* Start *

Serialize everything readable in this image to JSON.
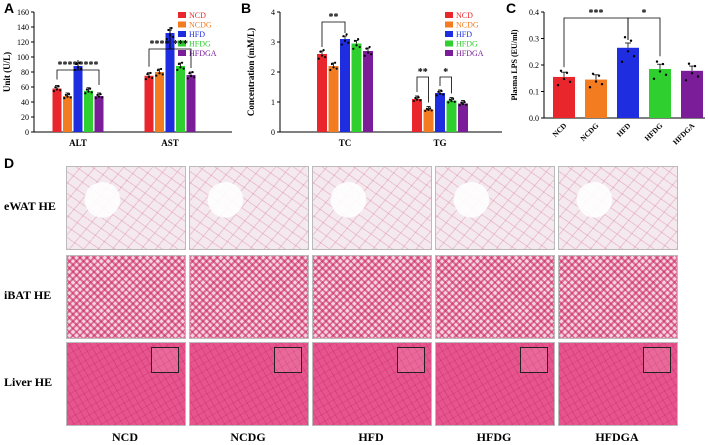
{
  "panel_letters": {
    "a": "A",
    "b": "B",
    "c": "C",
    "d": "D"
  },
  "colors": {
    "NCD": "#e8262b",
    "NCDG": "#f37b20",
    "HFD": "#1f2de0",
    "HFDG": "#2fcf2f",
    "HFDGA": "#7b1d99"
  },
  "chart_data": [
    {
      "type": "bar",
      "panel": "A",
      "categories": [
        "ALT",
        "AST"
      ],
      "ylabel": "Unit (U/L)",
      "ylim": [
        0,
        160
      ],
      "yticks": [
        "0",
        "20",
        "40",
        "60",
        "80",
        "100",
        "120",
        "140",
        "160"
      ],
      "legend": [
        "NCD",
        "NCDG",
        "HFD",
        "HFDG",
        "HFDGA"
      ],
      "series": [
        {
          "name": "NCD",
          "values": [
            58,
            75
          ]
        },
        {
          "name": "NCDG",
          "values": [
            48,
            80
          ]
        },
        {
          "name": "HFD",
          "values": [
            88,
            132
          ]
        },
        {
          "name": "HFDG",
          "values": [
            55,
            88
          ]
        },
        {
          "name": "HFDGA",
          "values": [
            48,
            76
          ]
        }
      ],
      "significance": [
        {
          "label": "****"
        },
        {
          "label": "****"
        },
        {
          "label": "****"
        },
        {
          "label": "***"
        }
      ]
    },
    {
      "type": "bar",
      "panel": "B",
      "categories": [
        "TC",
        "TG"
      ],
      "ylabel": "Concentration (mM/L)",
      "ylim": [
        0,
        4
      ],
      "yticks": [
        "0",
        "1",
        "2",
        "3",
        "4"
      ],
      "legend": [
        "NCD",
        "NCDG",
        "HFD",
        "HFDG",
        "HFDGA"
      ],
      "series": [
        {
          "name": "NCD",
          "values": [
            2.6,
            1.1
          ]
        },
        {
          "name": "NCDG",
          "values": [
            2.2,
            0.75
          ]
        },
        {
          "name": "HFD",
          "values": [
            3.1,
            1.3
          ]
        },
        {
          "name": "HFDG",
          "values": [
            2.95,
            1.05
          ]
        },
        {
          "name": "HFDGA",
          "values": [
            2.7,
            0.95
          ]
        }
      ],
      "significance": [
        {
          "label": "**"
        },
        {
          "label": "**"
        },
        {
          "label": "*"
        }
      ]
    },
    {
      "type": "bar",
      "panel": "C",
      "categories": [
        "NCD",
        "NCDG",
        "HFD",
        "HFDG",
        "HFDGA"
      ],
      "ylabel": "Plasma LPS (EU/ml)",
      "ylim": [
        0,
        0.4
      ],
      "yticks": [
        "0.0",
        "0.1",
        "0.2",
        "0.3",
        "0.4"
      ],
      "values": [
        0.155,
        0.145,
        0.265,
        0.185,
        0.178
      ],
      "significance": [
        {
          "label": "***"
        },
        {
          "label": "*"
        }
      ]
    }
  ],
  "histology": {
    "rows": [
      "eWAT HE",
      "iBAT HE",
      "Liver HE"
    ],
    "columns": [
      "NCD",
      "NCDG",
      "HFD",
      "HFDG",
      "HFDGA"
    ]
  }
}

* End *

TASK DIRECTIONS
Each record should be quoted exactly, with the images omitted.

COMPLETE OUTPUT
Serialize everything readable in this image to JSON.
{
  "panel_letters": {
    "a": "A",
    "b": "B",
    "c": "C",
    "d": "D"
  },
  "colors": {
    "NCD": "#e8262b",
    "NCDG": "#f37b20",
    "HFD": "#1f2de0",
    "HFDG": "#2fcf2f",
    "HFDGA": "#7b1d99"
  },
  "chart_data": [
    {
      "type": "bar",
      "panel": "A",
      "categories": [
        "ALT",
        "AST"
      ],
      "ylabel": "Unit (U/L)",
      "ylim": [
        0,
        160
      ],
      "yticks": [
        "0",
        "20",
        "40",
        "60",
        "80",
        "100",
        "120",
        "140",
        "160"
      ],
      "legend": [
        "NCD",
        "NCDG",
        "HFD",
        "HFDG",
        "HFDGA"
      ],
      "series": [
        {
          "name": "NCD",
          "values": [
            58,
            75
          ]
        },
        {
          "name": "NCDG",
          "values": [
            48,
            80
          ]
        },
        {
          "name": "HFD",
          "values": [
            88,
            132
          ]
        },
        {
          "name": "HFDG",
          "values": [
            55,
            88
          ]
        },
        {
          "name": "HFDGA",
          "values": [
            48,
            76
          ]
        }
      ],
      "significance": [
        {
          "label": "****"
        },
        {
          "label": "****"
        },
        {
          "label": "****"
        },
        {
          "label": "***"
        }
      ]
    },
    {
      "type": "bar",
      "panel": "B",
      "categories": [
        "TC",
        "TG"
      ],
      "ylabel": "Concentration (mM/L)",
      "ylim": [
        0,
        4
      ],
      "yticks": [
        "0",
        "1",
        "2",
        "3",
        "4"
      ],
      "legend": [
        "NCD",
        "NCDG",
        "HFD",
        "HFDG",
        "HFDGA"
      ],
      "series": [
        {
          "name": "NCD",
          "values": [
            2.6,
            1.1
          ]
        },
        {
          "name": "NCDG",
          "values": [
            2.2,
            0.75
          ]
        },
        {
          "name": "HFD",
          "values": [
            3.1,
            1.3
          ]
        },
        {
          "name": "HFDG",
          "values": [
            2.95,
            1.05
          ]
        },
        {
          "name": "HFDGA",
          "values": [
            2.7,
            0.95
          ]
        }
      ],
      "significance": [
        {
          "label": "**"
        },
        {
          "label": "**"
        },
        {
          "label": "*"
        }
      ]
    },
    {
      "type": "bar",
      "panel": "C",
      "categories": [
        "NCD",
        "NCDG",
        "HFD",
        "HFDG",
        "HFDGA"
      ],
      "ylabel": "Plasma LPS (EU/ml)",
      "ylim": [
        0,
        0.4
      ],
      "yticks": [
        "0.0",
        "0.1",
        "0.2",
        "0.3",
        "0.4"
      ],
      "values": [
        0.155,
        0.145,
        0.265,
        0.185,
        0.178
      ],
      "significance": [
        {
          "label": "***"
        },
        {
          "label": "*"
        }
      ]
    }
  ],
  "histology": {
    "rows": [
      "eWAT HE",
      "iBAT HE",
      "Liver HE"
    ],
    "columns": [
      "NCD",
      "NCDG",
      "HFD",
      "HFDG",
      "HFDGA"
    ]
  }
}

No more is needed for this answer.